==== Records provided

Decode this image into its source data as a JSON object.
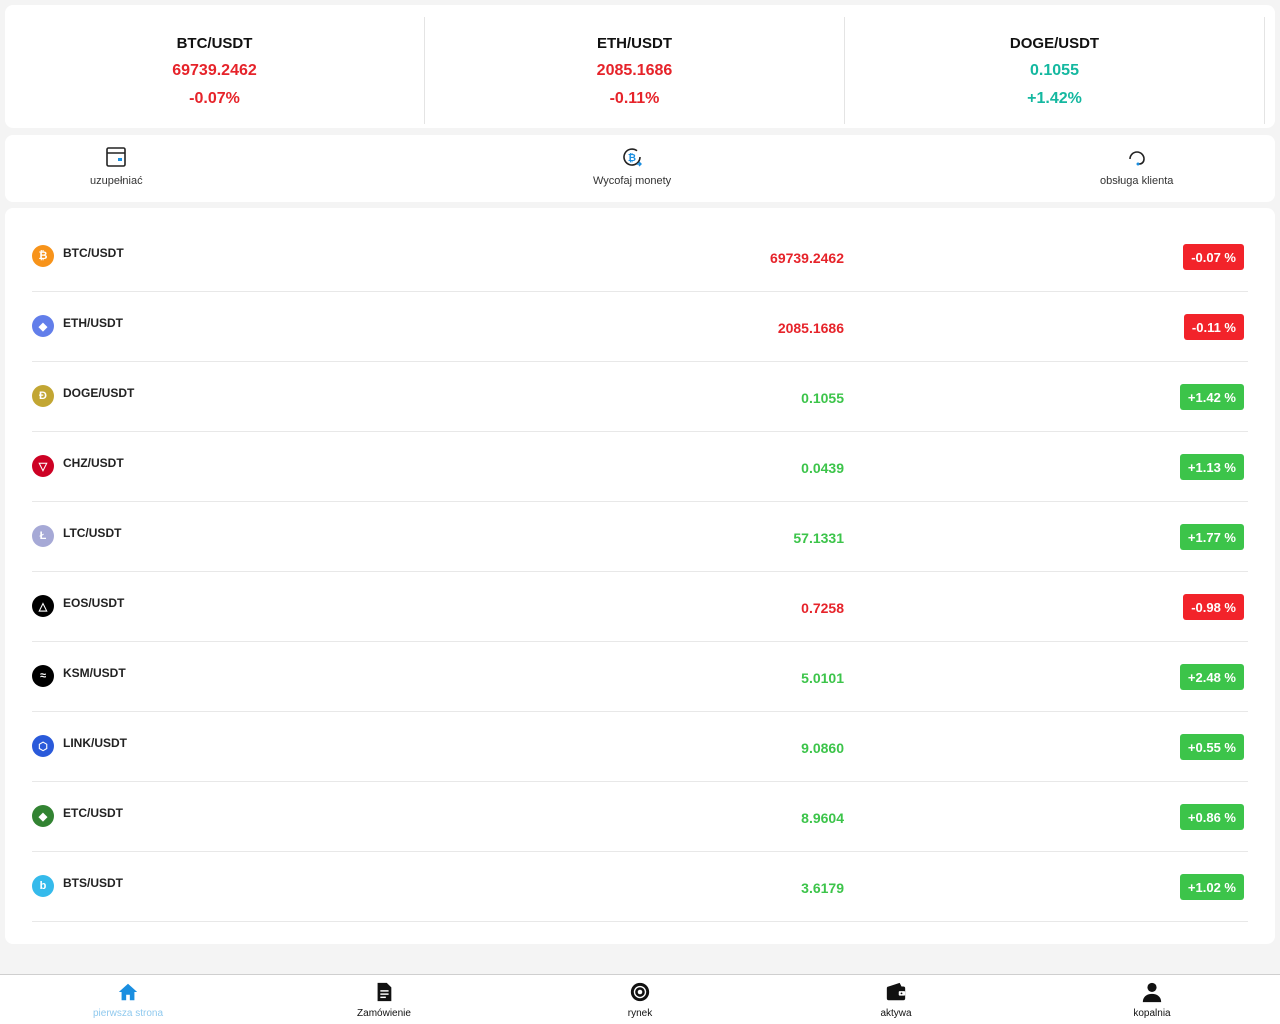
{
  "tickers": [
    {
      "pair": "BTC/USDT",
      "price": "69739.2462",
      "change": "-0.07%",
      "color": "#e6232a"
    },
    {
      "pair": "ETH/USDT",
      "price": "2085.1686",
      "change": "-0.11%",
      "color": "#e6232a"
    },
    {
      "pair": "DOGE/USDT",
      "price": "0.1055",
      "change": "+1.42%",
      "color": "#14b8a0"
    }
  ],
  "actions": {
    "deposit_label": "uzupełniać",
    "withdraw_label": "Wycofaj monety",
    "support_label": "obsługa klienta"
  },
  "market": [
    {
      "pair": "BTC/USDT",
      "price": "69739.2462",
      "change": "-0.07 %",
      "trend": "down",
      "icon": "btc-icon",
      "icon_color": "#f7931a",
      "glyph": "₿"
    },
    {
      "pair": "ETH/USDT",
      "price": "2085.1686",
      "change": "-0.11 %",
      "trend": "down",
      "icon": "eth-icon",
      "icon_color": "#627eea",
      "glyph": "◆"
    },
    {
      "pair": "DOGE/USDT",
      "price": "0.1055",
      "change": "+1.42 %",
      "trend": "up",
      "icon": "doge-icon",
      "icon_color": "#c2a633",
      "glyph": "Ð"
    },
    {
      "pair": "CHZ/USDT",
      "price": "0.0439",
      "change": "+1.13 %",
      "trend": "up",
      "icon": "chz-icon",
      "icon_color": "#cd0124",
      "glyph": "▽"
    },
    {
      "pair": "LTC/USDT",
      "price": "57.1331",
      "change": "+1.77 %",
      "trend": "up",
      "icon": "ltc-icon",
      "icon_color": "#a6a9d6",
      "glyph": "Ł"
    },
    {
      "pair": "EOS/USDT",
      "price": "0.7258",
      "change": "-0.98 %",
      "trend": "down",
      "icon": "eos-icon",
      "icon_color": "#000000",
      "glyph": "△"
    },
    {
      "pair": "KSM/USDT",
      "price": "5.0101",
      "change": "+2.48 %",
      "trend": "up",
      "icon": "ksm-icon",
      "icon_color": "#000000",
      "glyph": "≈"
    },
    {
      "pair": "LINK/USDT",
      "price": "9.0860",
      "change": "+0.55 %",
      "trend": "up",
      "icon": "link-icon",
      "icon_color": "#2a5ada",
      "glyph": "⬡"
    },
    {
      "pair": "ETC/USDT",
      "price": "8.9604",
      "change": "+0.86 %",
      "trend": "up",
      "icon": "etc-icon",
      "icon_color": "#328332",
      "glyph": "◆"
    },
    {
      "pair": "BTS/USDT",
      "price": "3.6179",
      "change": "+1.02 %",
      "trend": "up",
      "icon": "bts-icon",
      "icon_color": "#35baeb",
      "glyph": "b"
    }
  ],
  "nav": {
    "home_label": "pierwsza strona",
    "orders_label": "Zamówienie",
    "market_label": "rynek",
    "assets_label": "aktywa",
    "mining_label": "kopalnia"
  },
  "colors": {
    "up": "#3cc44a",
    "down": "#f2232a",
    "accent": "#1a8ee0"
  }
}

========

Exercise description
Gather from the data above every line with the string "glyph".

Full output
      "glyph": "₿"
      "glyph": "◆"
      "glyph": "Ð"
      "glyph": "▽"
      "glyph": "Ł"
      "glyph": "△"
      "glyph": "≈"
      "glyph": "⬡"
      "glyph": "◆"
      "glyph": "b"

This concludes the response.